## SET TASK
Reproduce the records below exactly as they appear, omitting any pictures they contain.

_ _ _ _

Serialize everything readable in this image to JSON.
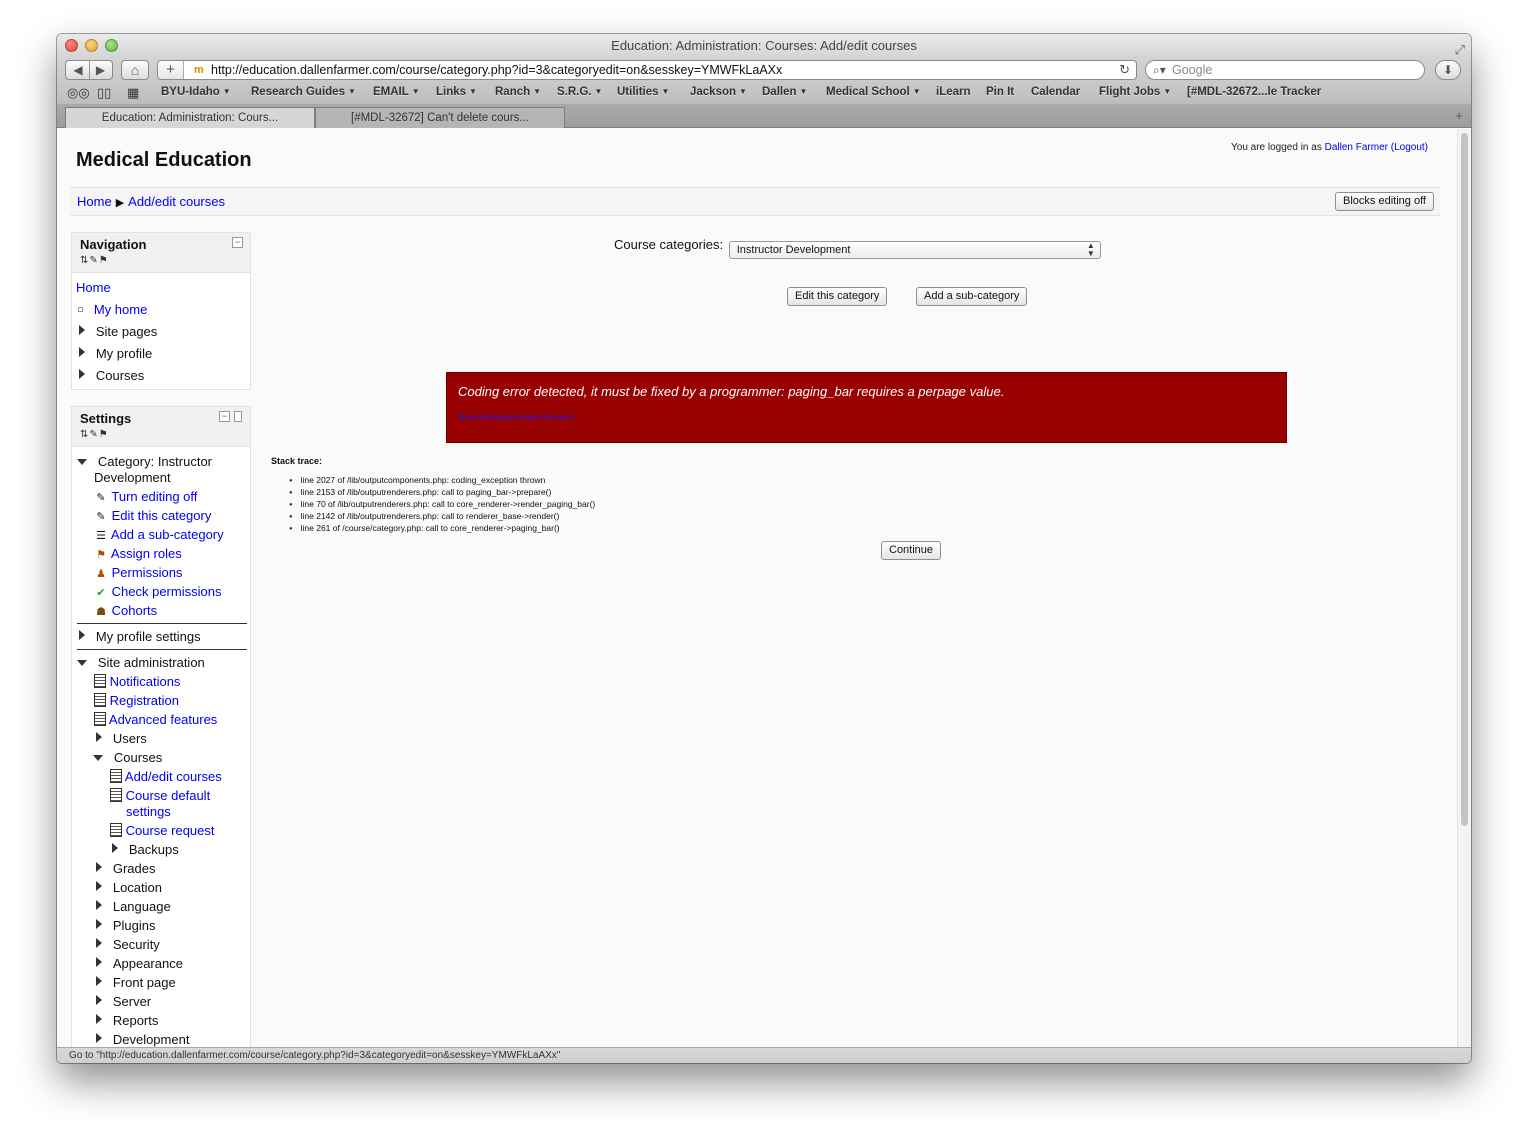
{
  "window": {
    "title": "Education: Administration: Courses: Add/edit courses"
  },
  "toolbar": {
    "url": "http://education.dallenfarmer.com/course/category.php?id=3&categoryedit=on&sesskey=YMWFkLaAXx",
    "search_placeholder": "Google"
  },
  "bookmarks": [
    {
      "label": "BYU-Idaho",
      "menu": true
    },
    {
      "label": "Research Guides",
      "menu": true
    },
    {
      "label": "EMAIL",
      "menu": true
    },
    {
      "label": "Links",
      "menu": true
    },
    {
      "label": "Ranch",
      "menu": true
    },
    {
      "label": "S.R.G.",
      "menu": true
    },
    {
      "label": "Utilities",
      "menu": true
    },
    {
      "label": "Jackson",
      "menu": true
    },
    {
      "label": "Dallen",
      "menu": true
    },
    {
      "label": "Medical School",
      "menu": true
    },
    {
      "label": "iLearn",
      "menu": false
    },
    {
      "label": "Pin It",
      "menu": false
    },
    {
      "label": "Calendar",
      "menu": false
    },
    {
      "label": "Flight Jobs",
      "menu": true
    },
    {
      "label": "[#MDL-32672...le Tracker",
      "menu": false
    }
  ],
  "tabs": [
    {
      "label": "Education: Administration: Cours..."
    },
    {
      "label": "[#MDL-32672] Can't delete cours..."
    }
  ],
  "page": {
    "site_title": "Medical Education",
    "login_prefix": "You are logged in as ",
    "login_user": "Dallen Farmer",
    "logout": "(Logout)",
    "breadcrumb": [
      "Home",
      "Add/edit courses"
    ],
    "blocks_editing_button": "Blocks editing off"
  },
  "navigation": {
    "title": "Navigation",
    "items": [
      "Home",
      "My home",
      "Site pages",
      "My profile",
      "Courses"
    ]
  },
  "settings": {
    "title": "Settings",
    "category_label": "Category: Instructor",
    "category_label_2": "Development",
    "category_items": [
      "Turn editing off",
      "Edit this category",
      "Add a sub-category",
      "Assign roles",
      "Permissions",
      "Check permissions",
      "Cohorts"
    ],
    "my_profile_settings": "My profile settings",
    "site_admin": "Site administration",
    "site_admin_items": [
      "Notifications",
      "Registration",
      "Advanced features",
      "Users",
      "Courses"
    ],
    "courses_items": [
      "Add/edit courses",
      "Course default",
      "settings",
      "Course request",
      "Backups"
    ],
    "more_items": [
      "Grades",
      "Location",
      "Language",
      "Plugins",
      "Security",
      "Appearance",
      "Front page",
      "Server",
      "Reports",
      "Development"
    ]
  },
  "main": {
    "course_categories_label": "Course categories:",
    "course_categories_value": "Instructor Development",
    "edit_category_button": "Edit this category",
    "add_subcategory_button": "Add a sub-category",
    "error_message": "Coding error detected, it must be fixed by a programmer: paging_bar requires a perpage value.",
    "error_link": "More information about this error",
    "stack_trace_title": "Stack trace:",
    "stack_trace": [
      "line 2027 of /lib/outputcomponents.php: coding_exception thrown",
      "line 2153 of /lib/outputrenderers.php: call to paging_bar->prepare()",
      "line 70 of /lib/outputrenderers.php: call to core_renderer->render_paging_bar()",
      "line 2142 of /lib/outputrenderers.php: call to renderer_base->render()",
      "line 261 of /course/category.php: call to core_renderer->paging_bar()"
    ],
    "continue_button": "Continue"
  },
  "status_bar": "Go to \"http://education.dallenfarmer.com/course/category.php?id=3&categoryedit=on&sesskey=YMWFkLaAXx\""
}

_ _ _ _

## SOLUTION FOR THIS PROBLEM
Serialize everything readable in this image to JSON.
{
  "window": {
    "title": "Education: Administration: Courses: Add/edit courses"
  },
  "toolbar": {
    "url": "http://education.dallenfarmer.com/course/category.php?id=3&categoryedit=on&sesskey=YMWFkLaAXx",
    "search_placeholder": "Google"
  },
  "bookmarks": [
    {
      "label": "BYU-Idaho",
      "menu": true
    },
    {
      "label": "Research Guides",
      "menu": true
    },
    {
      "label": "EMAIL",
      "menu": true
    },
    {
      "label": "Links",
      "menu": true
    },
    {
      "label": "Ranch",
      "menu": true
    },
    {
      "label": "S.R.G.",
      "menu": true
    },
    {
      "label": "Utilities",
      "menu": true
    },
    {
      "label": "Jackson",
      "menu": true
    },
    {
      "label": "Dallen",
      "menu": true
    },
    {
      "label": "Medical School",
      "menu": true
    },
    {
      "label": "iLearn",
      "menu": false
    },
    {
      "label": "Pin It",
      "menu": false
    },
    {
      "label": "Calendar",
      "menu": false
    },
    {
      "label": "Flight Jobs",
      "menu": true
    },
    {
      "label": "[#MDL-32672...le Tracker",
      "menu": false
    }
  ],
  "tabs": [
    {
      "label": "Education: Administration: Cours..."
    },
    {
      "label": "[#MDL-32672] Can't delete cours..."
    }
  ],
  "page": {
    "site_title": "Medical Education",
    "login_prefix": "You are logged in as ",
    "login_user": "Dallen Farmer",
    "logout": "(Logout)",
    "breadcrumb": [
      "Home",
      "Add/edit courses"
    ],
    "blocks_editing_button": "Blocks editing off"
  },
  "navigation": {
    "title": "Navigation",
    "items": [
      "Home",
      "My home",
      "Site pages",
      "My profile",
      "Courses"
    ]
  },
  "settings": {
    "title": "Settings",
    "category_label": "Category: Instructor",
    "category_label_2": "Development",
    "category_items": [
      "Turn editing off",
      "Edit this category",
      "Add a sub-category",
      "Assign roles",
      "Permissions",
      "Check permissions",
      "Cohorts"
    ],
    "my_profile_settings": "My profile settings",
    "site_admin": "Site administration",
    "site_admin_items": [
      "Notifications",
      "Registration",
      "Advanced features",
      "Users",
      "Courses"
    ],
    "courses_items": [
      "Add/edit courses",
      "Course default",
      "settings",
      "Course request",
      "Backups"
    ],
    "more_items": [
      "Grades",
      "Location",
      "Language",
      "Plugins",
      "Security",
      "Appearance",
      "Front page",
      "Server",
      "Reports",
      "Development"
    ]
  },
  "main": {
    "course_categories_label": "Course categories:",
    "course_categories_value": "Instructor Development",
    "edit_category_button": "Edit this category",
    "add_subcategory_button": "Add a sub-category",
    "error_message": "Coding error detected, it must be fixed by a programmer: paging_bar requires a perpage value.",
    "error_link": "More information about this error",
    "stack_trace_title": "Stack trace:",
    "stack_trace": [
      "line 2027 of /lib/outputcomponents.php: coding_exception thrown",
      "line 2153 of /lib/outputrenderers.php: call to paging_bar->prepare()",
      "line 70 of /lib/outputrenderers.php: call to core_renderer->render_paging_bar()",
      "line 2142 of /lib/outputrenderers.php: call to renderer_base->render()",
      "line 261 of /course/category.php: call to core_renderer->paging_bar()"
    ],
    "continue_button": "Continue"
  },
  "status_bar": "Go to \"http://education.dallenfarmer.com/course/category.php?id=3&categoryedit=on&sesskey=YMWFkLaAXx\""
}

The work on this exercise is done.